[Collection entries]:
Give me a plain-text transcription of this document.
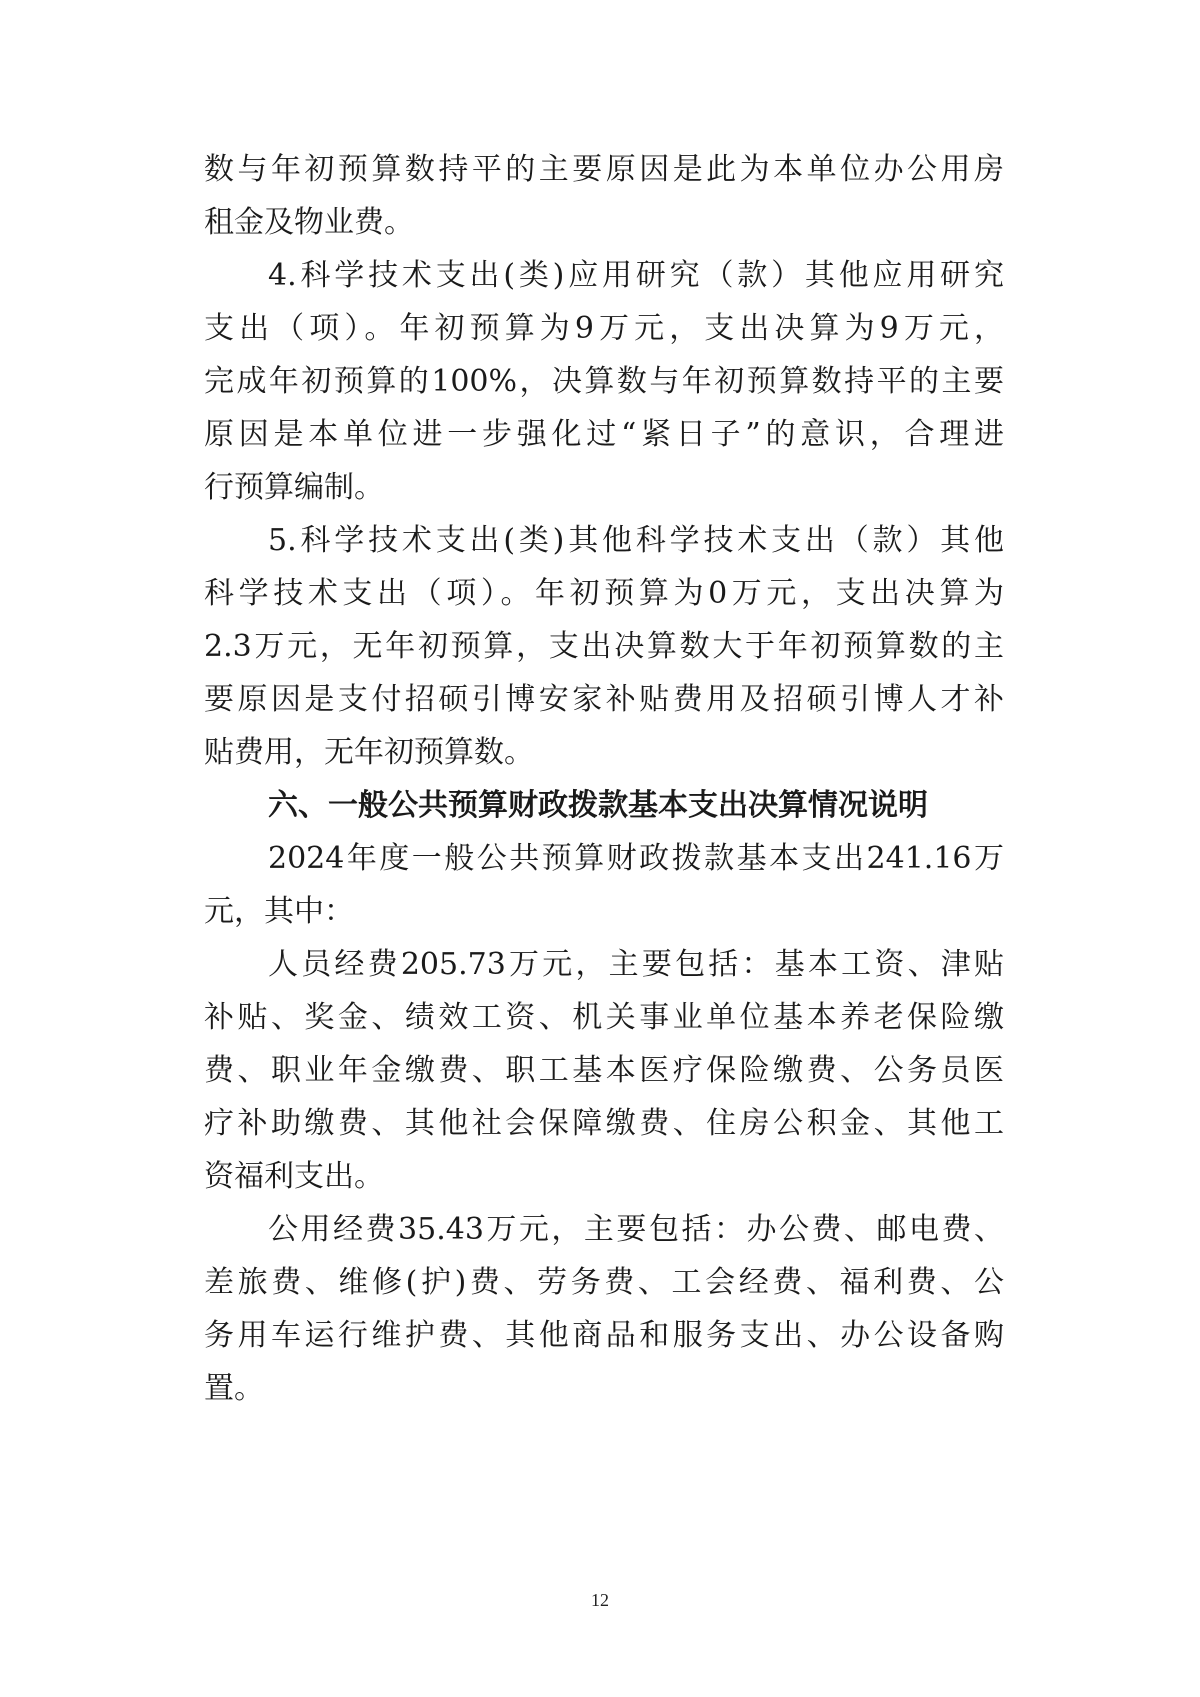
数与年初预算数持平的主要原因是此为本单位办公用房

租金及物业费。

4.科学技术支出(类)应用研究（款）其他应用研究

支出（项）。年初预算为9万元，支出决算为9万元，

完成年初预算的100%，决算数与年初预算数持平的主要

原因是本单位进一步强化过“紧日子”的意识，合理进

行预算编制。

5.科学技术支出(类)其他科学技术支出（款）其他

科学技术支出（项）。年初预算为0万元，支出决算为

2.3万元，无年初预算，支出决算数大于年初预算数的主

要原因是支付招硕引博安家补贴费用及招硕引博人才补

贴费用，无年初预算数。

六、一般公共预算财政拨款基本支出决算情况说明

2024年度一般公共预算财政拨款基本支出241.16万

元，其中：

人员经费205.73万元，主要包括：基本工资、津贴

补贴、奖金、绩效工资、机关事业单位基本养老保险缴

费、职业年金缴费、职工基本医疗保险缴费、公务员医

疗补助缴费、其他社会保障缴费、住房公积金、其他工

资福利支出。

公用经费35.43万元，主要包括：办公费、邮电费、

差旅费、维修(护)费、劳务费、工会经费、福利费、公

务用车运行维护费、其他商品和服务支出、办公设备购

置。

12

[What is expected]:
Return the whole listing, word for word, and leave out every picture.

[Answer]:
Give me a plain-text transcription of this document.
数与年初预算数持平的主要原因是此为本单位办公用房

租金及物业费。

4.科学技术支出(类)应用研究（款）其他应用研究

支出（项）。年初预算为9万元，支出决算为9万元，

完成年初预算的100%，决算数与年初预算数持平的主要

原因是本单位进一步强化过“紧日子”的意识，合理进

行预算编制。

5.科学技术支出(类)其他科学技术支出（款）其他

科学技术支出（项）。年初预算为0万元，支出决算为

2.3万元，无年初预算，支出决算数大于年初预算数的主

要原因是支付招硕引博安家补贴费用及招硕引博人才补

贴费用，无年初预算数。

六、一般公共预算财政拨款基本支出决算情况说明

2024年度一般公共预算财政拨款基本支出241.16万

元，其中：

人员经费205.73万元，主要包括：基本工资、津贴

补贴、奖金、绩效工资、机关事业单位基本养老保险缴

费、职业年金缴费、职工基本医疗保险缴费、公务员医

疗补助缴费、其他社会保障缴费、住房公积金、其他工

资福利支出。

公用经费35.43万元，主要包括：办公费、邮电费、

差旅费、维修(护)费、劳务费、工会经费、福利费、公

务用车运行维护费、其他商品和服务支出、办公设备购

置。

12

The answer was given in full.